Record list =
..............................
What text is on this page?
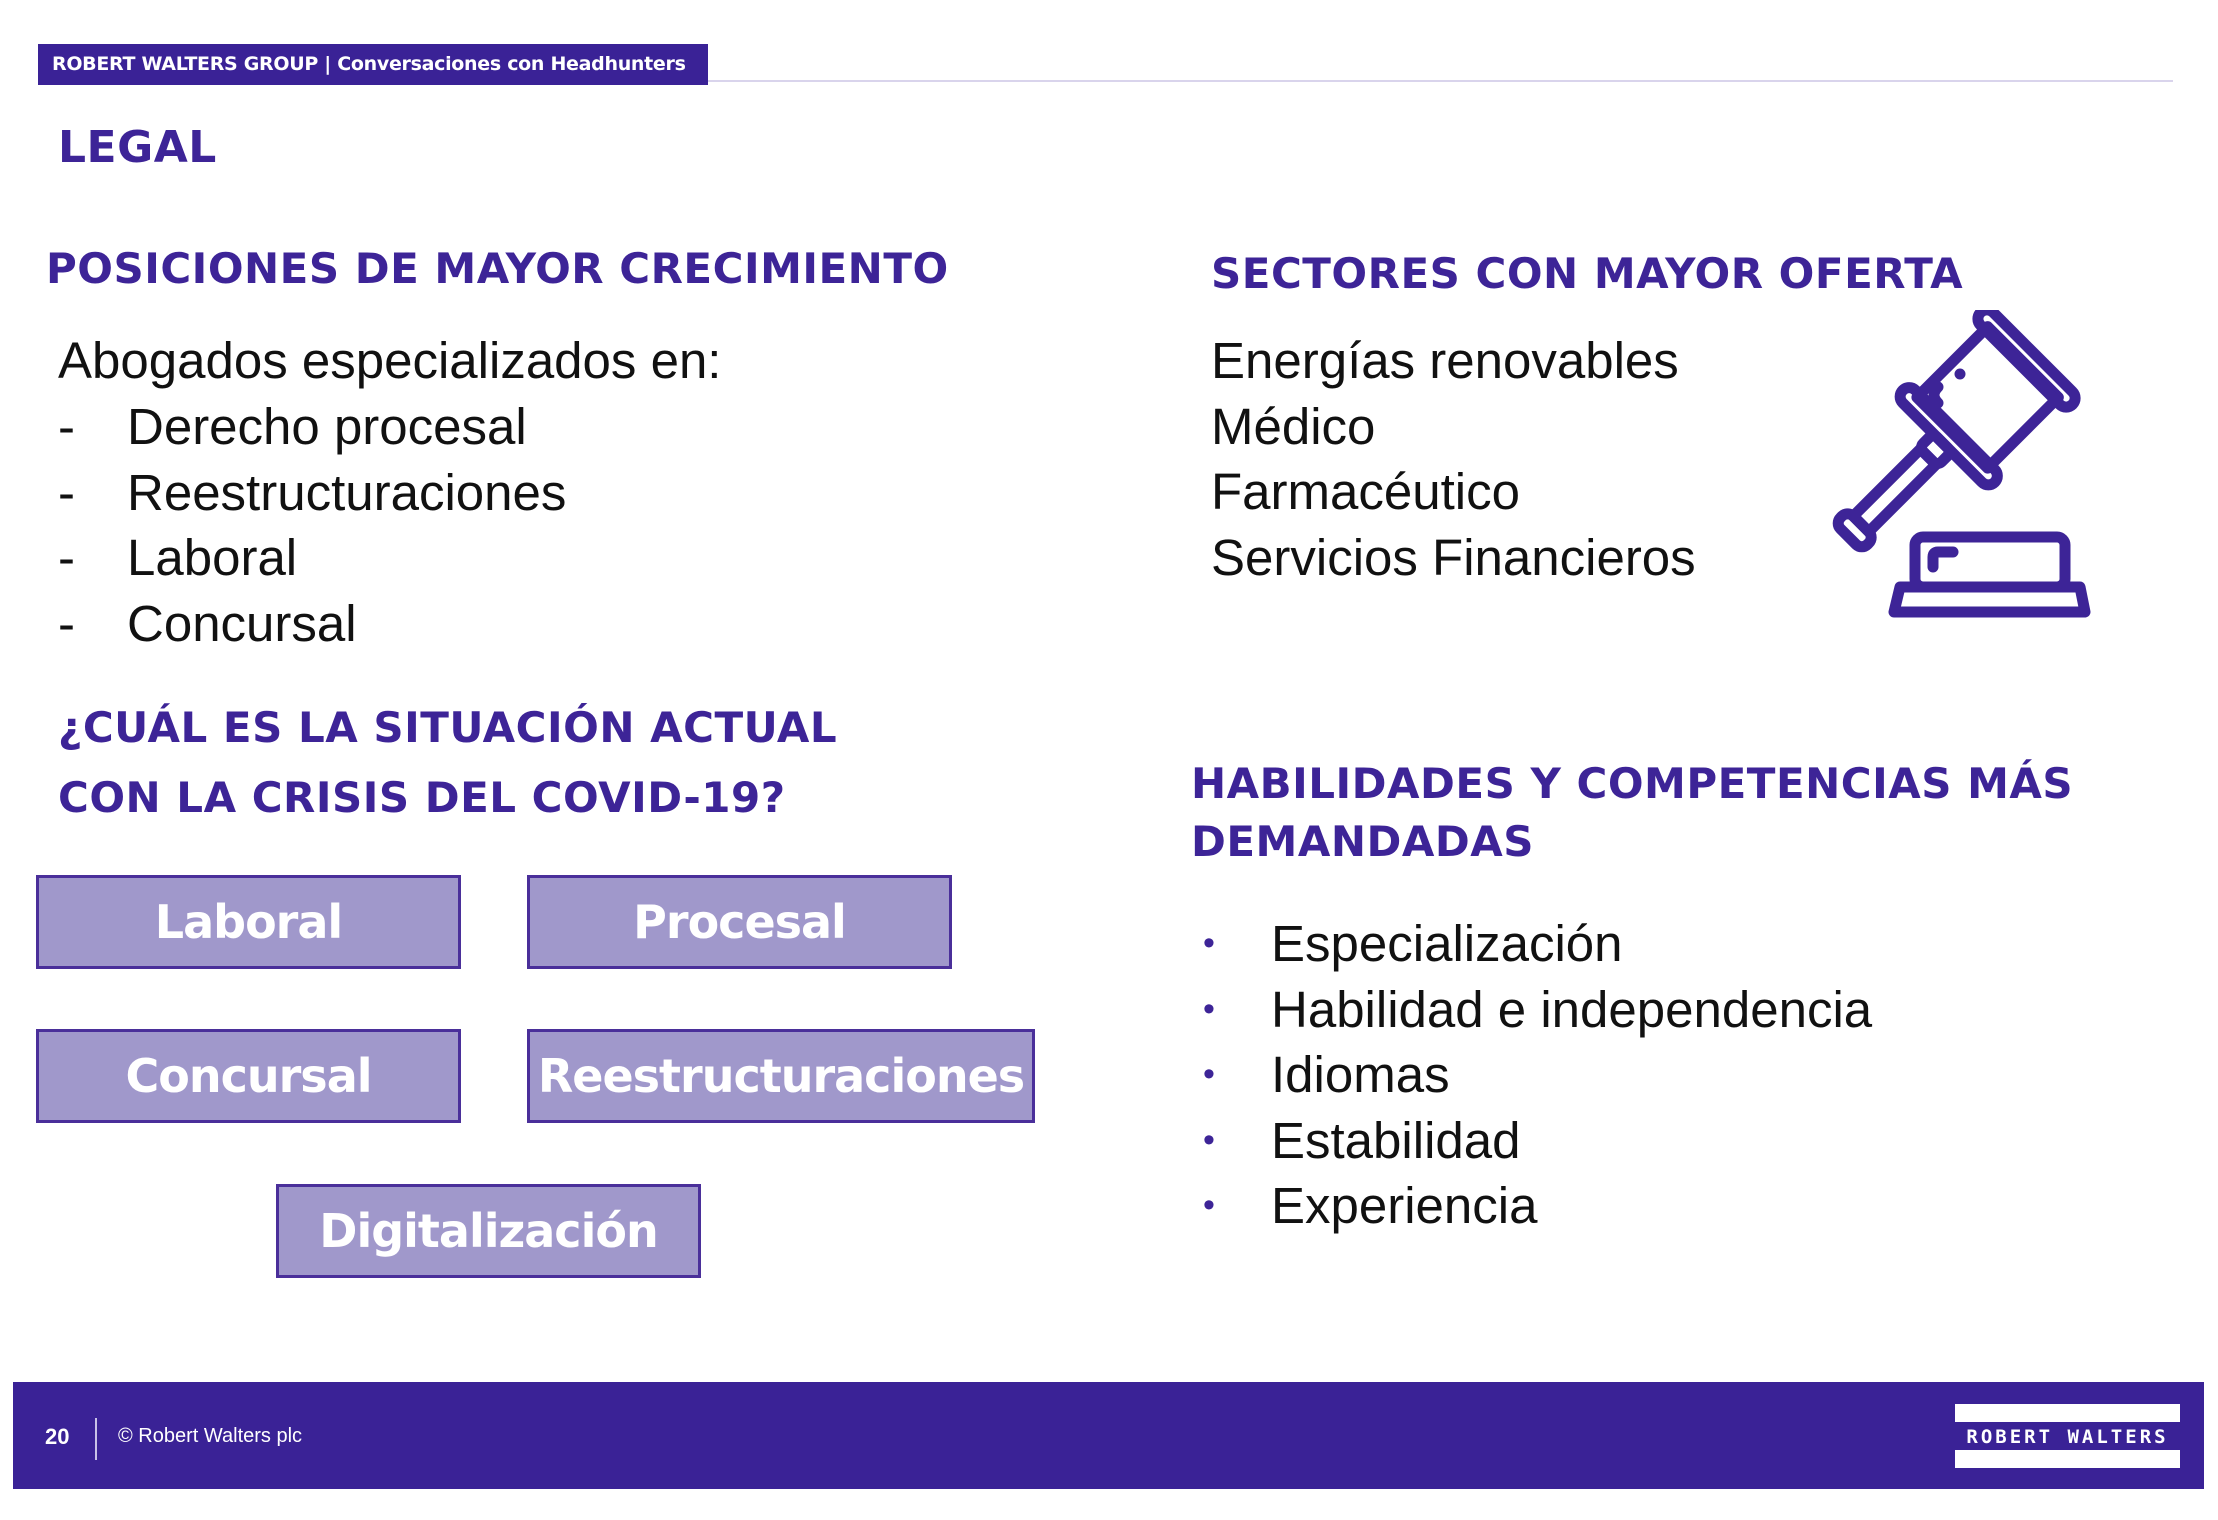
ROBERT WALTERS GROUP | Conversaciones con Headhunters
LEGAL
POSICIONES DE MAYOR CRECIMIENTO
Abogados especializados en:
- Derecho procesal
- Reestructuraciones
- Laboral
- Concursal
SECTORES CON MAYOR OFERTA
Energías renovables
Médico
Farmacéutico
Servicios Financieros
¿CUÁL ES LA SITUACIÓN ACTUAL
CON LA CRISIS DEL COVID-19?
Laboral	Procesal
Concursal	Reestructuraciones
Digitalización
HABILIDADES Y COMPETENCIAS MÁS
DEMANDADAS
• Especialización
• Habilidad e independencia
• Idiomas
• Estabilidad
• Experiencia
20 © Robert Walters plc	ROBERT WALTERS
..............................
Problem to work on = The records above are to be reproduced exactly; the pictures are to be left out.

Correct result =
What text is on this page?
ROBERT WALTERS GROUP | Conversaciones con Headhunters
LEGAL
POSICIONES DE MAYOR CRECIMIENTO
Abogados especializados en:
- Derecho procesal
- Reestructuraciones
- Laboral
- Concursal
SECTORES CON MAYOR OFERTA
Energías renovables
Médico
Farmacéutico
Servicios Financieros
¿CUÁL ES LA SITUACIÓN ACTUAL
CON LA CRISIS DEL COVID-19?
Laboral	Procesal
Concursal	Reestructuraciones
Digitalización
HABILIDADES Y COMPETENCIAS MÁS
DEMANDADAS
• Especialización
• Habilidad e independencia
• Idiomas
• Estabilidad
• Experiencia
20 © Robert Walters plc	ROBERT WALTERS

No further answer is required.